### Task goal
Print every line of the listing exactly, please.

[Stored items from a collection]
* * *

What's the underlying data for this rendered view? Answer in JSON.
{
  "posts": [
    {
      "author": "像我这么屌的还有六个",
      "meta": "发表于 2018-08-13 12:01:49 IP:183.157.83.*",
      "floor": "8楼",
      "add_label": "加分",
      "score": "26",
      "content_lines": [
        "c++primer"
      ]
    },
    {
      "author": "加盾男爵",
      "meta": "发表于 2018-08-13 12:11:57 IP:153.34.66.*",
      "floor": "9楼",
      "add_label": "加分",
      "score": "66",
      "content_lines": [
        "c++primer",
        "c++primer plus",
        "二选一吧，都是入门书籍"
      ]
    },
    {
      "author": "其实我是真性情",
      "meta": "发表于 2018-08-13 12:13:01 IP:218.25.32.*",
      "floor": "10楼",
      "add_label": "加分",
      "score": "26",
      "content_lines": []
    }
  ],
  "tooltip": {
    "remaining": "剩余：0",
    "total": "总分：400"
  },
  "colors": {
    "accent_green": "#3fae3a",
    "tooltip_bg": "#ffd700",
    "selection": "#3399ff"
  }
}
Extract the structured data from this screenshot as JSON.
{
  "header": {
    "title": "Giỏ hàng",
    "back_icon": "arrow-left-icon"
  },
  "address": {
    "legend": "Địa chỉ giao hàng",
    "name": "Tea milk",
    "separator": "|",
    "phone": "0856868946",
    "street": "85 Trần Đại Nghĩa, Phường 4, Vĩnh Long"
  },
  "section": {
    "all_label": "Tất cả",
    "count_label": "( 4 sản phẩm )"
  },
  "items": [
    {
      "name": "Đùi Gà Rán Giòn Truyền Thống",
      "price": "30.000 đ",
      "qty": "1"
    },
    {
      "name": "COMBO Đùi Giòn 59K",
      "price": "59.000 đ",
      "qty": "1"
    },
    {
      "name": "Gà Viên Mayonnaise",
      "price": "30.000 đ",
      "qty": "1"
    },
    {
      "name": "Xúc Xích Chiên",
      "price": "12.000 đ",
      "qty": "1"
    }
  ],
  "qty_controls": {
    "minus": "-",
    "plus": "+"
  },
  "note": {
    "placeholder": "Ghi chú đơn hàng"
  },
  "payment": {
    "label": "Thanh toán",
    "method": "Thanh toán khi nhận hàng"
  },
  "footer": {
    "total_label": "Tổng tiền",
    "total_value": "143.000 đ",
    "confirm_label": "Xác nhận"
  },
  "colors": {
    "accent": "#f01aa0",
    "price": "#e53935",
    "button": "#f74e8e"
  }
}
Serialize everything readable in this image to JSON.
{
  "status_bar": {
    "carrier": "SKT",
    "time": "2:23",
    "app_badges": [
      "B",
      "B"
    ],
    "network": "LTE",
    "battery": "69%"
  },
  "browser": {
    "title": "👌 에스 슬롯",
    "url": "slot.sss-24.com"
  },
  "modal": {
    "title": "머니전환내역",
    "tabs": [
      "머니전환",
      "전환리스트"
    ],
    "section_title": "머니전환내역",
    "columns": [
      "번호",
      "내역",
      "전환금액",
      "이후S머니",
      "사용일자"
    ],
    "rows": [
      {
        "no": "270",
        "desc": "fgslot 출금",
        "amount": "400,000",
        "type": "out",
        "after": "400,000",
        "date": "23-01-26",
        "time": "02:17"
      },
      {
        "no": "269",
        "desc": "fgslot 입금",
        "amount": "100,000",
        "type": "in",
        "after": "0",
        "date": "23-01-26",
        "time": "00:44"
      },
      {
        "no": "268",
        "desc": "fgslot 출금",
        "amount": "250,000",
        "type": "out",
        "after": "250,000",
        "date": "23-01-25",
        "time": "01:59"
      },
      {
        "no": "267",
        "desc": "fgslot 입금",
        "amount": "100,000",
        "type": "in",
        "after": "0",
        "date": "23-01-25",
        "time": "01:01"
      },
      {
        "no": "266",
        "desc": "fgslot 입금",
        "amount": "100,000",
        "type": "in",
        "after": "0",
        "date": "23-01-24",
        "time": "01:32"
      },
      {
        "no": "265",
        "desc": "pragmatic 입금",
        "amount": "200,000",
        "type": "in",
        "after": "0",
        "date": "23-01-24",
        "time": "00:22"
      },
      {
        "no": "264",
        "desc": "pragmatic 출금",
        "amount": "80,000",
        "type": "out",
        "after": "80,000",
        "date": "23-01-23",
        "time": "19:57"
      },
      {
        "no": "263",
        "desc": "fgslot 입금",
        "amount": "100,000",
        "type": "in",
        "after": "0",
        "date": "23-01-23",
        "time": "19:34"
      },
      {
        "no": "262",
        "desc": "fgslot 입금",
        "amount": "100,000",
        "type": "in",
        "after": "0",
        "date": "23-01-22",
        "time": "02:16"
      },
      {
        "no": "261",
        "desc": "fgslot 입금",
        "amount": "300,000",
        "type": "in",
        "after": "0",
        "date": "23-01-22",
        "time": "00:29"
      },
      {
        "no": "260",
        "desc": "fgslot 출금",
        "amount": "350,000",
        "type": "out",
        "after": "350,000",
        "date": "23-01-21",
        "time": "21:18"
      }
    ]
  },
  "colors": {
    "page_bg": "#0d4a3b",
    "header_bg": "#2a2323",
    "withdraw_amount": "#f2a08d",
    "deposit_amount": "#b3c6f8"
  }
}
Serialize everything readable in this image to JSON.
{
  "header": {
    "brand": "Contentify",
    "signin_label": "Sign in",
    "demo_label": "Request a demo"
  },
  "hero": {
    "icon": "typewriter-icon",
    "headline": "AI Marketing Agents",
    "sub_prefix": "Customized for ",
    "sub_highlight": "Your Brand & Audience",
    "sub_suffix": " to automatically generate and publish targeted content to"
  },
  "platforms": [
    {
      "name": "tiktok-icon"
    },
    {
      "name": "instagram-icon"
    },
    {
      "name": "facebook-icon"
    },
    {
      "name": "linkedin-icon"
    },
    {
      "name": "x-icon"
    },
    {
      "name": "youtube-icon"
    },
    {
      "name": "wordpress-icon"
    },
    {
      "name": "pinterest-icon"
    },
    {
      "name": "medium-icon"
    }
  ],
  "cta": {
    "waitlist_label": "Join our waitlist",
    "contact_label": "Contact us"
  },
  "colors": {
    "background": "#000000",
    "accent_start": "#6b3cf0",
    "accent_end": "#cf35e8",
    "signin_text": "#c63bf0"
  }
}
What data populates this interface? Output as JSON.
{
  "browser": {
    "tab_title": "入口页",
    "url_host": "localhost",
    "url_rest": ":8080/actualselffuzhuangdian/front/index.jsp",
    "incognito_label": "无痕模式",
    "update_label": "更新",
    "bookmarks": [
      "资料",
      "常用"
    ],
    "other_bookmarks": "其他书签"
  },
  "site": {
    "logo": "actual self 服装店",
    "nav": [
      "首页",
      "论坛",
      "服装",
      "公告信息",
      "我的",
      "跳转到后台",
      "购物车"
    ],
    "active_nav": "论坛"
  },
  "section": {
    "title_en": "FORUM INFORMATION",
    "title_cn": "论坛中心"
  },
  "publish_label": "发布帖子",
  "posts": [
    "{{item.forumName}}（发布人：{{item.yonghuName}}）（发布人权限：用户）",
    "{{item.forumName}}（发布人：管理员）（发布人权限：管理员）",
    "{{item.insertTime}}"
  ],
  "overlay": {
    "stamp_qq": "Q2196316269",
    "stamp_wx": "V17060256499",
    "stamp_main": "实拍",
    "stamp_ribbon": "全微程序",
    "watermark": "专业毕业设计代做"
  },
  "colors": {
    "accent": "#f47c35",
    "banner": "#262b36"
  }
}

* * *

### Solution to this problem
What's the underlying data for this rendered view? Answer in JSON.
{
  "posts": [
    {
      "author": "像我这么屌的还有六个",
      "meta": "发表于 2018-08-13 12:01:49 IP:183.157.83.*",
      "floor": "8楼",
      "add_label": "加分",
      "score": "26",
      "content_lines": [
        "c++primer"
      ]
    },
    {
      "author": "加盾男爵",
      "meta": "发表于 2018-08-13 12:11:57 IP:153.34.66.*",
      "floor": "9楼",
      "add_label": "加分",
      "score": "66",
      "content_lines": [
        "c++primer",
        "c++primer plus",
        "二选一吧，都是入门书籍"
      ]
    },
    {
      "author": "其实我是真性情",
      "meta": "发表于 2018-08-13 12:13:01 IP:218.25.32.*",
      "floor": "10楼",
      "add_label": "加分",
      "score": "26",
      "content_lines": []
    }
  ],
  "tooltip": {
    "remaining": "剩余：0",
    "total": "总分：400"
  },
  "colors": {
    "accent_green": "#3fae3a",
    "tooltip_bg": "#ffd700",
    "selection": "#3399ff"
  }
}
Extract the structured data from this screenshot as JSON.
{
  "header": {
    "title": "Giỏ hàng",
    "back_icon": "arrow-left-icon"
  },
  "address": {
    "legend": "Địa chỉ giao hàng",
    "name": "Tea milk",
    "separator": "|",
    "phone": "0856868946",
    "street": "85 Trần Đại Nghĩa, Phường 4, Vĩnh Long"
  },
  "section": {
    "all_label": "Tất cả",
    "count_label": "( 4 sản phẩm )"
  },
  "items": [
    {
      "name": "Đùi Gà Rán Giòn Truyền Thống",
      "price": "30.000 đ",
      "qty": "1"
    },
    {
      "name": "COMBO Đùi Giòn 59K",
      "price": "59.000 đ",
      "qty": "1"
    },
    {
      "name": "Gà Viên Mayonnaise",
      "price": "30.000 đ",
      "qty": "1"
    },
    {
      "name": "Xúc Xích Chiên",
      "price": "12.000 đ",
      "qty": "1"
    }
  ],
  "qty_controls": {
    "minus": "-",
    "plus": "+"
  },
  "note": {
    "placeholder": "Ghi chú đơn hàng"
  },
  "payment": {
    "label": "Thanh toán",
    "method": "Thanh toán khi nhận hàng"
  },
  "footer": {
    "total_label": "Tổng tiền",
    "total_value": "143.000 đ",
    "confirm_label": "Xác nhận"
  },
  "colors": {
    "accent": "#f01aa0",
    "price": "#e53935",
    "button": "#f74e8e"
  }
}
Serialize everything readable in this image to JSON.
{
  "status_bar": {
    "carrier": "SKT",
    "time": "2:23",
    "app_badges": [
      "B",
      "B"
    ],
    "network": "LTE",
    "battery": "69%"
  },
  "browser": {
    "title": "👌 에스 슬롯",
    "url": "slot.sss-24.com"
  },
  "modal": {
    "title": "머니전환내역",
    "tabs": [
      "머니전환",
      "전환리스트"
    ],
    "section_title": "머니전환내역",
    "columns": [
      "번호",
      "내역",
      "전환금액",
      "이후S머니",
      "사용일자"
    ],
    "rows": [
      {
        "no": "270",
        "desc": "fgslot 출금",
        "amount": "400,000",
        "type": "out",
        "after": "400,000",
        "date": "23-01-26",
        "time": "02:17"
      },
      {
        "no": "269",
        "desc": "fgslot 입금",
        "amount": "100,000",
        "type": "in",
        "after": "0",
        "date": "23-01-26",
        "time": "00:44"
      },
      {
        "no": "268",
        "desc": "fgslot 출금",
        "amount": "250,000",
        "type": "out",
        "after": "250,000",
        "date": "23-01-25",
        "time": "01:59"
      },
      {
        "no": "267",
        "desc": "fgslot 입금",
        "amount": "100,000",
        "type": "in",
        "after": "0",
        "date": "23-01-25",
        "time": "01:01"
      },
      {
        "no": "266",
        "desc": "fgslot 입금",
        "amount": "100,000",
        "type": "in",
        "after": "0",
        "date": "23-01-24",
        "time": "01:32"
      },
      {
        "no": "265",
        "desc": "pragmatic 입금",
        "amount": "200,000",
        "type": "in",
        "after": "0",
        "date": "23-01-24",
        "time": "00:22"
      },
      {
        "no": "264",
        "desc": "pragmatic 출금",
        "amount": "80,000",
        "type": "out",
        "after": "80,000",
        "date": "23-01-23",
        "time": "19:57"
      },
      {
        "no": "263",
        "desc": "fgslot 입금",
        "amount": "100,000",
        "type": "in",
        "after": "0",
        "date": "23-01-23",
        "time": "19:34"
      },
      {
        "no": "262",
        "desc": "fgslot 입금",
        "amount": "100,000",
        "type": "in",
        "after": "0",
        "date": "23-01-22",
        "time": "02:16"
      },
      {
        "no": "261",
        "desc": "fgslot 입금",
        "amount": "300,000",
        "type": "in",
        "after": "0",
        "date": "23-01-22",
        "time": "00:29"
      },
      {
        "no": "260",
        "desc": "fgslot 출금",
        "amount": "350,000",
        "type": "out",
        "after": "350,000",
        "date": "23-01-21",
        "time": "21:18"
      }
    ]
  },
  "colors": {
    "page_bg": "#0d4a3b",
    "header_bg": "#2a2323",
    "withdraw_amount": "#f2a08d",
    "deposit_amount": "#b3c6f8"
  }
}
Serialize everything readable in this image to JSON.
{
  "header": {
    "brand": "Contentify",
    "signin_label": "Sign in",
    "demo_label": "Request a demo"
  },
  "hero": {
    "icon": "typewriter-icon",
    "headline": "AI Marketing Agents",
    "sub_prefix": "Customized for ",
    "sub_highlight": "Your Brand & Audience",
    "sub_suffix": " to automatically generate and publish targeted content to"
  },
  "platforms": [
    {
      "name": "tiktok-icon"
    },
    {
      "name": "instagram-icon"
    },
    {
      "name": "facebook-icon"
    },
    {
      "name": "linkedin-icon"
    },
    {
      "name": "x-icon"
    },
    {
      "name": "youtube-icon"
    },
    {
      "name": "wordpress-icon"
    },
    {
      "name": "pinterest-icon"
    },
    {
      "name": "medium-icon"
    }
  ],
  "cta": {
    "waitlist_label": "Join our waitlist",
    "contact_label": "Contact us"
  },
  "colors": {
    "background": "#000000",
    "accent_start": "#6b3cf0",
    "accent_end": "#cf35e8",
    "signin_text": "#c63bf0"
  }
}
What data populates this interface? Output as JSON.
{
  "browser": {
    "tab_title": "入口页",
    "url_host": "localhost",
    "url_rest": ":8080/actualselffuzhuangdian/front/index.jsp",
    "incognito_label": "无痕模式",
    "update_label": "更新",
    "bookmarks": [
      "资料",
      "常用"
    ],
    "other_bookmarks": "其他书签"
  },
  "site": {
    "logo": "actual self 服装店",
    "nav": [
      "首页",
      "论坛",
      "服装",
      "公告信息",
      "我的",
      "跳转到后台",
      "购物车"
    ],
    "active_nav": "论坛"
  },
  "section": {
    "title_en": "FORUM INFORMATION",
    "title_cn": "论坛中心"
  },
  "publish_label": "发布帖子",
  "posts": [
    "{{item.forumName}}（发布人：{{item.yonghuName}}）（发布人权限：用户）",
    "{{item.forumName}}（发布人：管理员）（发布人权限：管理员）",
    "{{item.insertTime}}"
  ],
  "overlay": {
    "stamp_qq": "Q2196316269",
    "stamp_wx": "V17060256499",
    "stamp_main": "实拍",
    "stamp_ribbon": "全微程序",
    "watermark": "专业毕业设计代做"
  },
  "colors": {
    "accent": "#f47c35",
    "banner": "#262b36"
  }
}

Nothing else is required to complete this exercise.